*INSTRUCTIONS FOR THE TASK:* Repeat every record exactly, but keep images out of the copy.

*DATASET ROWS:*
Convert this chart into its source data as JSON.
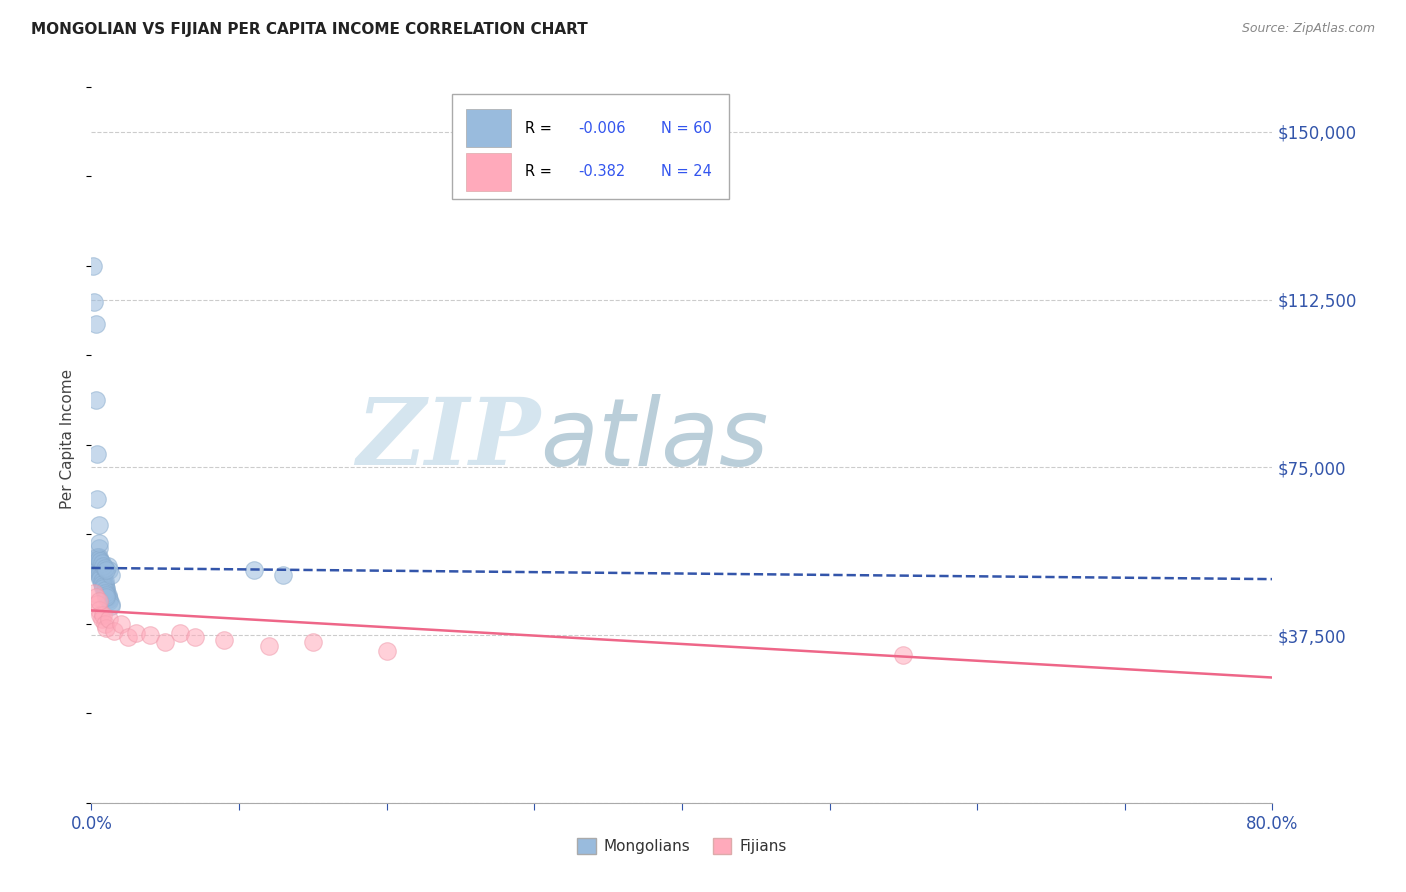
{
  "title": "MONGOLIAN VS FIJIAN PER CAPITA INCOME CORRELATION CHART",
  "source_text": "Source: ZipAtlas.com",
  "ylabel": "Per Capita Income",
  "y_ticks": [
    0,
    37500,
    75000,
    112500,
    150000
  ],
  "y_tick_labels": [
    "",
    "$37,500",
    "$75,000",
    "$112,500",
    "$150,000"
  ],
  "x_min": 0.0,
  "x_max": 0.8,
  "y_min": 0,
  "y_max": 162500,
  "mongolian_color": "#99BBDD",
  "mongolian_edge_color": "#88AACC",
  "fijian_color": "#FFAABB",
  "fijian_edge_color": "#EE99AA",
  "mongolian_line_color": "#3355AA",
  "fijian_line_color": "#EE6688",
  "background_color": "#ffffff",
  "grid_color": "#cccccc",
  "watermark_zip_color": "#D8E8F0",
  "watermark_atlas_color": "#C0D8F0",
  "r1_label": "R = ",
  "r1_val": "-0.006",
  "n1_label": "N = 60",
  "r2_label": "R = ",
  "r2_val": "-0.382",
  "n2_label": "N = 24",
  "legend_text_color": "#000000",
  "legend_val_color": "#3355EE",
  "legend_n_color": "#3355EE",
  "mongolian_x": [
    0.001,
    0.002,
    0.003,
    0.003,
    0.004,
    0.004,
    0.005,
    0.005,
    0.005,
    0.006,
    0.006,
    0.006,
    0.007,
    0.007,
    0.007,
    0.008,
    0.008,
    0.008,
    0.009,
    0.009,
    0.009,
    0.01,
    0.01,
    0.01,
    0.011,
    0.011,
    0.012,
    0.012,
    0.013,
    0.013,
    0.001,
    0.002,
    0.003,
    0.003,
    0.004,
    0.005,
    0.005,
    0.006,
    0.006,
    0.007,
    0.007,
    0.008,
    0.008,
    0.009,
    0.009,
    0.01,
    0.01,
    0.011,
    0.012,
    0.013,
    0.004,
    0.005,
    0.006,
    0.007,
    0.008,
    0.009,
    0.01,
    0.11,
    0.13,
    0.005
  ],
  "mongolian_y": [
    120000,
    112000,
    107000,
    90000,
    78000,
    68000,
    62000,
    57000,
    55000,
    54000,
    53500,
    53000,
    52500,
    52000,
    51500,
    51000,
    50500,
    50000,
    49500,
    49000,
    48500,
    48000,
    47500,
    47000,
    46500,
    46000,
    45500,
    45000,
    44500,
    44000,
    54000,
    53500,
    53000,
    52500,
    52000,
    51500,
    51000,
    50500,
    50000,
    49500,
    49000,
    48500,
    48000,
    47500,
    47000,
    46500,
    46000,
    53000,
    52000,
    51000,
    55000,
    54500,
    54000,
    53500,
    53000,
    52500,
    52000,
    52000,
    51000,
    58000
  ],
  "fijian_x": [
    0.002,
    0.003,
    0.004,
    0.005,
    0.006,
    0.007,
    0.008,
    0.009,
    0.01,
    0.012,
    0.015,
    0.02,
    0.025,
    0.03,
    0.04,
    0.05,
    0.06,
    0.07,
    0.09,
    0.12,
    0.15,
    0.2,
    0.55,
    0.005
  ],
  "fijian_y": [
    47000,
    46000,
    44500,
    43000,
    42000,
    41000,
    42000,
    40000,
    39000,
    41000,
    38500,
    40000,
    37000,
    38000,
    37500,
    36000,
    38000,
    37000,
    36500,
    35000,
    36000,
    34000,
    33000,
    45000
  ],
  "mong_trend_y0": 52500,
  "mong_trend_y1": 50000,
  "fiji_trend_y0": 43000,
  "fiji_trend_y1": 28000
}
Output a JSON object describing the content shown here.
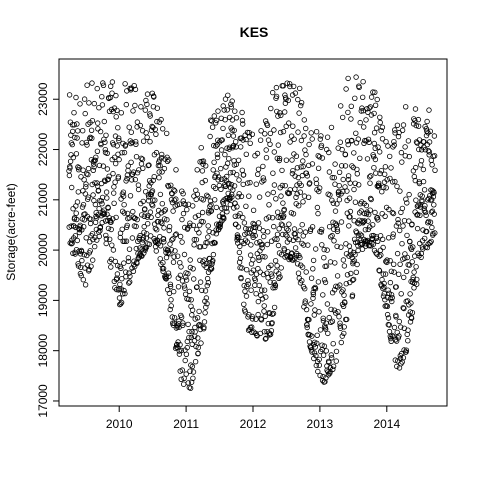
{
  "chart_data": {
    "type": "scatter",
    "title": "KES",
    "xlabel": "",
    "ylabel": "Storage(acre-feet)",
    "xlim": [
      2009.1,
      2014.9
    ],
    "ylim": [
      16900,
      23800
    ],
    "x_ticks": [
      2010,
      2011,
      2012,
      2013,
      2014
    ],
    "x_tick_labels": [
      "2010",
      "2011",
      "2012",
      "2013",
      "2014"
    ],
    "y_ticks": [
      17000,
      18000,
      19000,
      20000,
      21000,
      22000,
      23000
    ],
    "y_tick_labels": [
      "17000",
      "18000",
      "19000",
      "20000",
      "21000",
      "22000",
      "23000"
    ],
    "grid": false,
    "legend": "none",
    "marker": "open-circle",
    "color": "#000000",
    "x_range": [
      2009.25,
      2014.72
    ],
    "envelope_knots": [
      [
        2009.25,
        20000,
        23100
      ],
      [
        2009.5,
        19300,
        23300
      ],
      [
        2009.75,
        20500,
        23400
      ],
      [
        2010.0,
        18800,
        23400
      ],
      [
        2010.25,
        19700,
        23300
      ],
      [
        2010.5,
        20200,
        23300
      ],
      [
        2010.7,
        19400,
        22500
      ],
      [
        2010.9,
        17500,
        21300
      ],
      [
        2011.05,
        17100,
        21000
      ],
      [
        2011.25,
        18300,
        22400
      ],
      [
        2011.45,
        20300,
        23300
      ],
      [
        2011.7,
        21000,
        23100
      ],
      [
        2011.9,
        18400,
        22600
      ],
      [
        2012.05,
        18300,
        22400
      ],
      [
        2012.25,
        18200,
        23400
      ],
      [
        2012.45,
        19800,
        23500
      ],
      [
        2012.65,
        19800,
        23600
      ],
      [
        2012.85,
        18100,
        22800
      ],
      [
        2013.05,
        17200,
        22200
      ],
      [
        2013.25,
        17800,
        22600
      ],
      [
        2013.45,
        18800,
        23600
      ],
      [
        2013.6,
        20000,
        23500
      ],
      [
        2013.8,
        20100,
        23300
      ],
      [
        2014.0,
        18700,
        22300
      ],
      [
        2014.15,
        17500,
        22700
      ],
      [
        2014.3,
        18000,
        23000
      ],
      [
        2014.5,
        19800,
        22900
      ],
      [
        2014.72,
        20300,
        22900
      ]
    ],
    "point_count": 1900
  }
}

*WRITTEN SOLUTION:*
Convert this chart into its source data as JSON.
{
  "title": "MONGOLIAN VS FIJIAN PER CAPITA INCOME CORRELATION CHART",
  "source_text": "Source: ZipAtlas.com",
  "ylabel": "Per Capita Income",
  "y_ticks": [
    0,
    37500,
    75000,
    112500,
    150000
  ],
  "y_tick_labels": [
    "",
    "$37,500",
    "$75,000",
    "$112,500",
    "$150,000"
  ],
  "x_min": 0.0,
  "x_max": 0.8,
  "y_min": 0,
  "y_max": 162500,
  "mongolian_color": "#99BBDD",
  "mongolian_edge_color": "#88AACC",
  "fijian_color": "#FFAABB",
  "fijian_edge_color": "#EE99AA",
  "mongolian_line_color": "#3355AA",
  "fijian_line_color": "#EE6688",
  "background_color": "#ffffff",
  "grid_color": "#cccccc",
  "watermark_zip_color": "#D8E8F0",
  "watermark_atlas_color": "#C0D8F0",
  "r1_label": "R = ",
  "r1_val": "-0.006",
  "n1_label": "N = 60",
  "r2_label": "R = ",
  "r2_val": "-0.382",
  "n2_label": "N = 24",
  "legend_text_color": "#000000",
  "legend_val_color": "#3355EE",
  "legend_n_color": "#3355EE",
  "mongolian_x": [
    0.001,
    0.002,
    0.003,
    0.003,
    0.004,
    0.004,
    0.005,
    0.005,
    0.005,
    0.006,
    0.006,
    0.006,
    0.007,
    0.007,
    0.007,
    0.008,
    0.008,
    0.008,
    0.009,
    0.009,
    0.009,
    0.01,
    0.01,
    0.01,
    0.011,
    0.011,
    0.012,
    0.012,
    0.013,
    0.013,
    0.001,
    0.002,
    0.003,
    0.003,
    0.004,
    0.005,
    0.005,
    0.006,
    0.006,
    0.007,
    0.007,
    0.008,
    0.008,
    0.009,
    0.009,
    0.01,
    0.01,
    0.011,
    0.012,
    0.013,
    0.004,
    0.005,
    0.006,
    0.007,
    0.008,
    0.009,
    0.01,
    0.11,
    0.13,
    0.005
  ],
  "mongolian_y": [
    120000,
    112000,
    107000,
    90000,
    78000,
    68000,
    62000,
    57000,
    55000,
    54000,
    53500,
    53000,
    52500,
    52000,
    51500,
    51000,
    50500,
    50000,
    49500,
    49000,
    48500,
    48000,
    47500,
    47000,
    46500,
    46000,
    45500,
    45000,
    44500,
    44000,
    54000,
    53500,
    53000,
    52500,
    52000,
    51500,
    51000,
    50500,
    50000,
    49500,
    49000,
    48500,
    48000,
    47500,
    47000,
    46500,
    46000,
    53000,
    52000,
    51000,
    55000,
    54500,
    54000,
    53500,
    53000,
    52500,
    52000,
    52000,
    51000,
    58000
  ],
  "fijian_x": [
    0.002,
    0.003,
    0.004,
    0.005,
    0.006,
    0.007,
    0.008,
    0.009,
    0.01,
    0.012,
    0.015,
    0.02,
    0.025,
    0.03,
    0.04,
    0.05,
    0.06,
    0.07,
    0.09,
    0.12,
    0.15,
    0.2,
    0.55,
    0.005
  ],
  "fijian_y": [
    47000,
    46000,
    44500,
    43000,
    42000,
    41000,
    42000,
    40000,
    39000,
    41000,
    38500,
    40000,
    37000,
    38000,
    37500,
    36000,
    38000,
    37000,
    36500,
    35000,
    36000,
    34000,
    33000,
    45000
  ],
  "mong_trend_y0": 52500,
  "mong_trend_y1": 50000,
  "fiji_trend_y0": 43000,
  "fiji_trend_y1": 28000
}
Output a JSON object describing the content shown here.
{
  "chart_data": {
    "type": "scatter",
    "title": "KES",
    "xlabel": "",
    "ylabel": "Storage(acre-feet)",
    "xlim": [
      2009.1,
      2014.9
    ],
    "ylim": [
      16900,
      23800
    ],
    "x_ticks": [
      2010,
      2011,
      2012,
      2013,
      2014
    ],
    "x_tick_labels": [
      "2010",
      "2011",
      "2012",
      "2013",
      "2014"
    ],
    "y_ticks": [
      17000,
      18000,
      19000,
      20000,
      21000,
      22000,
      23000
    ],
    "y_tick_labels": [
      "17000",
      "18000",
      "19000",
      "20000",
      "21000",
      "22000",
      "23000"
    ],
    "grid": false,
    "legend": "none",
    "marker": "open-circle",
    "color": "#000000",
    "x_range": [
      2009.25,
      2014.72
    ],
    "envelope_knots": [
      [
        2009.25,
        20000,
        23100
      ],
      [
        2009.5,
        19300,
        23300
      ],
      [
        2009.75,
        20500,
        23400
      ],
      [
        2010.0,
        18800,
        23400
      ],
      [
        2010.25,
        19700,
        23300
      ],
      [
        2010.5,
        20200,
        23300
      ],
      [
        2010.7,
        19400,
        22500
      ],
      [
        2010.9,
        17500,
        21300
      ],
      [
        2011.05,
        17100,
        21000
      ],
      [
        2011.25,
        18300,
        22400
      ],
      [
        2011.45,
        20300,
        23300
      ],
      [
        2011.7,
        21000,
        23100
      ],
      [
        2011.9,
        18400,
        22600
      ],
      [
        2012.05,
        18300,
        22400
      ],
      [
        2012.25,
        18200,
        23400
      ],
      [
        2012.45,
        19800,
        23500
      ],
      [
        2012.65,
        19800,
        23600
      ],
      [
        2012.85,
        18100,
        22800
      ],
      [
        2013.05,
        17200,
        22200
      ],
      [
        2013.25,
        17800,
        22600
      ],
      [
        2013.45,
        18800,
        23600
      ],
      [
        2013.6,
        20000,
        23500
      ],
      [
        2013.8,
        20100,
        23300
      ],
      [
        2014.0,
        18700,
        22300
      ],
      [
        2014.15,
        17500,
        22700
      ],
      [
        2014.3,
        18000,
        23000
      ],
      [
        2014.5,
        19800,
        22900
      ],
      [
        2014.72,
        20300,
        22900
      ]
    ],
    "point_count": 1900
  }
}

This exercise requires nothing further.